§ DIRECTIONS
Pick every line from the data that holds the word "into".

>> START SUPPLIED ENTRIES

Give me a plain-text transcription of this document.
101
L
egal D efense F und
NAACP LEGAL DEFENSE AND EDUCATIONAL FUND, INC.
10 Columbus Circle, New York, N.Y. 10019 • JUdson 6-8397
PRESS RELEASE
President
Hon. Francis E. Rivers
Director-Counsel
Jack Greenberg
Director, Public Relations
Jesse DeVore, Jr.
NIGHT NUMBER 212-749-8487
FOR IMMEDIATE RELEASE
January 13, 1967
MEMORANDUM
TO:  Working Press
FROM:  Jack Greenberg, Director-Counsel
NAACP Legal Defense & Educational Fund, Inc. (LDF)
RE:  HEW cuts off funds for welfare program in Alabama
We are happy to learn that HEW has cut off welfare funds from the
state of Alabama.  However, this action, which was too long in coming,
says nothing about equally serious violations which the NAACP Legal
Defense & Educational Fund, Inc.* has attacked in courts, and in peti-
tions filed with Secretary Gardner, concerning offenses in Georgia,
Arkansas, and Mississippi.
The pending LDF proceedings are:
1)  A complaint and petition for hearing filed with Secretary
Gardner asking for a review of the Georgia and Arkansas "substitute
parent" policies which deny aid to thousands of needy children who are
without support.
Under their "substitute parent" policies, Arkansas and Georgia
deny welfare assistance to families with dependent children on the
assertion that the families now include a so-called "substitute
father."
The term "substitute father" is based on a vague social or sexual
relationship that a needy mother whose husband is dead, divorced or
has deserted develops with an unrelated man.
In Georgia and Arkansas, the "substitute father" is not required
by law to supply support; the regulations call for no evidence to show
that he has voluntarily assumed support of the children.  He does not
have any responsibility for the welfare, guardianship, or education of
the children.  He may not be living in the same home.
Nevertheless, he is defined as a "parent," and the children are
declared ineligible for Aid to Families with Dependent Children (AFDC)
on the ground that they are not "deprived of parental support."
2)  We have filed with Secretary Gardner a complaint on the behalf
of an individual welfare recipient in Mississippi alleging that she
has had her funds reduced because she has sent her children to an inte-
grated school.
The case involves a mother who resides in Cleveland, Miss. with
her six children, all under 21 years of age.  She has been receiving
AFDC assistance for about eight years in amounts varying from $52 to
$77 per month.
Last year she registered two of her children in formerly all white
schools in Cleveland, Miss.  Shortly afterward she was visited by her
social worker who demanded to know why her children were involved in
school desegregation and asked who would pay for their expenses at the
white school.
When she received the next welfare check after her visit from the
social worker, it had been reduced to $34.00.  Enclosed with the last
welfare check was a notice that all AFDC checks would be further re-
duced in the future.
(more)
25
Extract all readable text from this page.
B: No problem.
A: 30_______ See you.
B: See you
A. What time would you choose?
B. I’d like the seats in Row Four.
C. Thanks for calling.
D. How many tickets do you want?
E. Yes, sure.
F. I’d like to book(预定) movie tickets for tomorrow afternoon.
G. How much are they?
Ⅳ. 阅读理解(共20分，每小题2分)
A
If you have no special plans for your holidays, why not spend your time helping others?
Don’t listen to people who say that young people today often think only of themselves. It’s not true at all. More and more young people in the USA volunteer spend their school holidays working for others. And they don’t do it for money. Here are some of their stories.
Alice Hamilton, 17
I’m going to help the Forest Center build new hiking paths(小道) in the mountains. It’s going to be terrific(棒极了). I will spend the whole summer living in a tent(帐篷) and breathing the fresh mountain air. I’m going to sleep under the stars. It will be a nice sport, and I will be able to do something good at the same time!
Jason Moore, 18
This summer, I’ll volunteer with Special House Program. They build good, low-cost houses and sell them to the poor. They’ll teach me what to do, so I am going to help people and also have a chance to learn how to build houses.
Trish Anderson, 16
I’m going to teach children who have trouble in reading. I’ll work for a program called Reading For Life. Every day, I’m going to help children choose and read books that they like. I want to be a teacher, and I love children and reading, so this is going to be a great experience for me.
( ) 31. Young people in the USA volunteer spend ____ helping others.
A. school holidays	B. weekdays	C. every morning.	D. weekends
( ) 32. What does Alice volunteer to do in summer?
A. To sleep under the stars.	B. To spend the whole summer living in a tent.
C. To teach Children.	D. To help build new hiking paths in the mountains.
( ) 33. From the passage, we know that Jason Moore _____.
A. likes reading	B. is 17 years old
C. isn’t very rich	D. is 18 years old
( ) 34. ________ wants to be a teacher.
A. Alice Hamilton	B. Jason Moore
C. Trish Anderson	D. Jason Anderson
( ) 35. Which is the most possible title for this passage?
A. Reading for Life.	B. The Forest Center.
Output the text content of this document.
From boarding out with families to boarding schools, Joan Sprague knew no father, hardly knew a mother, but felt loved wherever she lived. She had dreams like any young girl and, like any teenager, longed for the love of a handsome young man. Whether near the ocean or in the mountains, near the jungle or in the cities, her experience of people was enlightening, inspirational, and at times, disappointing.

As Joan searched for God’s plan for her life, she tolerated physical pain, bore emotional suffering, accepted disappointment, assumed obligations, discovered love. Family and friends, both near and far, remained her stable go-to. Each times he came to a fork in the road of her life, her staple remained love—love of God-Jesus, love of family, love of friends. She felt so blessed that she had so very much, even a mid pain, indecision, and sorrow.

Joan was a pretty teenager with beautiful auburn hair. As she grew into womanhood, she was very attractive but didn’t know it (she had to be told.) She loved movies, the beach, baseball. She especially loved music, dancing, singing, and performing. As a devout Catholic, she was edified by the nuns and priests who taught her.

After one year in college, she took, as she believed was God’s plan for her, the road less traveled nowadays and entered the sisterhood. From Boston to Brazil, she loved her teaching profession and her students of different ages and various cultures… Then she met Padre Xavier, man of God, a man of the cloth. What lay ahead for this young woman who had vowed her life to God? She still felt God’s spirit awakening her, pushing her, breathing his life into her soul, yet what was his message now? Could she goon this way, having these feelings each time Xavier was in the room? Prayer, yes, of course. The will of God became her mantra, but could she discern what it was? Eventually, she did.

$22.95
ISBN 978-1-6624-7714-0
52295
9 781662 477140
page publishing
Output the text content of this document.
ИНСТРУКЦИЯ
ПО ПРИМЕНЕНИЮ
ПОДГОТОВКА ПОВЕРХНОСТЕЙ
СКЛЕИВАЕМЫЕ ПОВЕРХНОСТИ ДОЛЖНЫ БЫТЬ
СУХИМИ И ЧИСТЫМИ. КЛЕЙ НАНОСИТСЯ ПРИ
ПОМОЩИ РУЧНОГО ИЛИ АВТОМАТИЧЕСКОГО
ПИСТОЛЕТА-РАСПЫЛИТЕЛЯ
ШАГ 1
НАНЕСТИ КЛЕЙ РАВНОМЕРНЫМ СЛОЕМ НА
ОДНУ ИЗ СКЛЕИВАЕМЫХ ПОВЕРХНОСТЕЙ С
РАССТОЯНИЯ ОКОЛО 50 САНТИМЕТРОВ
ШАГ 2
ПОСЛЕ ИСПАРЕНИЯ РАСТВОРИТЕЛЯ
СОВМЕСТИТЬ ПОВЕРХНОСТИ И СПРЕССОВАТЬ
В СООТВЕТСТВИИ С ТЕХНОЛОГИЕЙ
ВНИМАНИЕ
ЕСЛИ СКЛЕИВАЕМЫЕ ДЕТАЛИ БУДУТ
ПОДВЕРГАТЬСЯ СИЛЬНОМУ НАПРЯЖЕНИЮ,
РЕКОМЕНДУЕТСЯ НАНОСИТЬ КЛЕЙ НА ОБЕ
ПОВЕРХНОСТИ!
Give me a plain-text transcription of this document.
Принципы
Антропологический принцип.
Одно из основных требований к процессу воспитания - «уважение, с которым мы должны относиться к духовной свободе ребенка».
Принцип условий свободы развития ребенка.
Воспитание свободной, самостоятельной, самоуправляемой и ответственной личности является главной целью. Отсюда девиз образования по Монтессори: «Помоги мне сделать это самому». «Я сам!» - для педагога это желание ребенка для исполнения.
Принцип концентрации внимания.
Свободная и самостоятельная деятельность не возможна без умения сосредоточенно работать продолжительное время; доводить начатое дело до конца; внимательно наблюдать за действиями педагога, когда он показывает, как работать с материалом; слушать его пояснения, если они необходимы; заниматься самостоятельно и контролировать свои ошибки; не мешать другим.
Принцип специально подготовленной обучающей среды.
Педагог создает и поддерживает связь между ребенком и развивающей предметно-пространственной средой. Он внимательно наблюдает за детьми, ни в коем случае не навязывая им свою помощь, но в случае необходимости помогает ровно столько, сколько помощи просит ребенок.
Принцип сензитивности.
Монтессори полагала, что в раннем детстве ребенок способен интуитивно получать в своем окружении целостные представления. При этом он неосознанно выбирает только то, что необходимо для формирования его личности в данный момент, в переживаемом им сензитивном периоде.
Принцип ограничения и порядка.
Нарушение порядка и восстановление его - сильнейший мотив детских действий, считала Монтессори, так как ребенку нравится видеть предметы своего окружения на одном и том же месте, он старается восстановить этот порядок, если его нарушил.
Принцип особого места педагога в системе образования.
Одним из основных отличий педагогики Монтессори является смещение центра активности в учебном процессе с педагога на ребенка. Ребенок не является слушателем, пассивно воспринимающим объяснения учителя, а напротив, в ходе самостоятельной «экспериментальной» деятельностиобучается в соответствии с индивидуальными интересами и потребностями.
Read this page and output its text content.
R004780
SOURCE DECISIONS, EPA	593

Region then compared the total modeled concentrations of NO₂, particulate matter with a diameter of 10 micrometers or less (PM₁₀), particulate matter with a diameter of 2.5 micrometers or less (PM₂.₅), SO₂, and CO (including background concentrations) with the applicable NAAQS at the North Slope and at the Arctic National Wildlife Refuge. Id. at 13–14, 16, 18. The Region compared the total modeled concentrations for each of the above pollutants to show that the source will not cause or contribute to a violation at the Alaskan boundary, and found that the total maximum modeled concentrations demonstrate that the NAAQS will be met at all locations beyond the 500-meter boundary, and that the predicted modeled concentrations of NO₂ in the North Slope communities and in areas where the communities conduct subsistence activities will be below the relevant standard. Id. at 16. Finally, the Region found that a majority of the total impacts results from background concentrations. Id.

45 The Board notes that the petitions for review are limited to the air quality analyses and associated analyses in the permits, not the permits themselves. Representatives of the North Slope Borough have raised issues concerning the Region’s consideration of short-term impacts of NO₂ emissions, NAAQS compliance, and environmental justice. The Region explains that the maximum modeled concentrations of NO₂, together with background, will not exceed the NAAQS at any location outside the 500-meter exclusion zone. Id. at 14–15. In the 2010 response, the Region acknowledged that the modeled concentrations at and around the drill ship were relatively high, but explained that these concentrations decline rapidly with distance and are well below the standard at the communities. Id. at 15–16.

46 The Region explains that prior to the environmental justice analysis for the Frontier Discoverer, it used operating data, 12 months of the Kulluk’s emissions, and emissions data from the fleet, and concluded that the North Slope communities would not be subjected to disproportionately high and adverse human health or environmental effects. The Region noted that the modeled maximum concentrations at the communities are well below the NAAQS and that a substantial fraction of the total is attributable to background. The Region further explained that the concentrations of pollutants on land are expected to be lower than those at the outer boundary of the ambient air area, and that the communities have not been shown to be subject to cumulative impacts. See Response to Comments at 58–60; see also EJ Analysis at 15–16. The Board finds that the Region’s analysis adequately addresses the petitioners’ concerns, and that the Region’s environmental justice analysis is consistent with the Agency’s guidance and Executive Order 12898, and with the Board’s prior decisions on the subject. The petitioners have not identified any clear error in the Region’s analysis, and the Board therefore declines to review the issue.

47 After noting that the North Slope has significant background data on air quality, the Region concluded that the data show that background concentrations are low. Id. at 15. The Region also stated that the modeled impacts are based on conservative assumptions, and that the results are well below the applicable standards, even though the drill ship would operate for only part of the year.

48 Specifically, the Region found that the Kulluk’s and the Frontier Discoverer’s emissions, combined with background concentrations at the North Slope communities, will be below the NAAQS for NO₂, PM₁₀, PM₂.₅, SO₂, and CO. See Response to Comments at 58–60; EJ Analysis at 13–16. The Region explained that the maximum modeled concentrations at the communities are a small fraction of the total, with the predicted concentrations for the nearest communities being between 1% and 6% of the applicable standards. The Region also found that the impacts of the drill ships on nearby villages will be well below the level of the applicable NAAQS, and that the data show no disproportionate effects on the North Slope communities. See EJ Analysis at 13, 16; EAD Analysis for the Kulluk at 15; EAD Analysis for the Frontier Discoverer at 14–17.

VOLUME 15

>> END SUPPLIED ENTRIES

§ ANSWER BELOW
Joan was a pretty teenager with beautiful auburn hair. As she grew into womanhood, she was very attractive but didn’t know it (she had to be told.) She loved movies, the beach, baseball. She especially loved music, dancing, singing, and performing. As a devout Catholic, she was edified by the nuns and priests who taught her.
After one year in college, she took, as she believed was God’s plan for her, the road less traveled nowadays and entered the sisterhood. From Boston to Brazil, she loved her teaching profession and her students of different ages and various cultures… Then she met Padre Xavier, man of God, a man of the cloth. What lay ahead for this young woman who had vowed her life to God? She still felt God’s spirit awakening her, pushing her, breathing his life into her soul, yet what was his message now? Could she goon this way, having these feelings each time Xavier was in the room? Prayer, yes, of course. The will of God became her mantra, but could she discern what it was? Eventually, she did.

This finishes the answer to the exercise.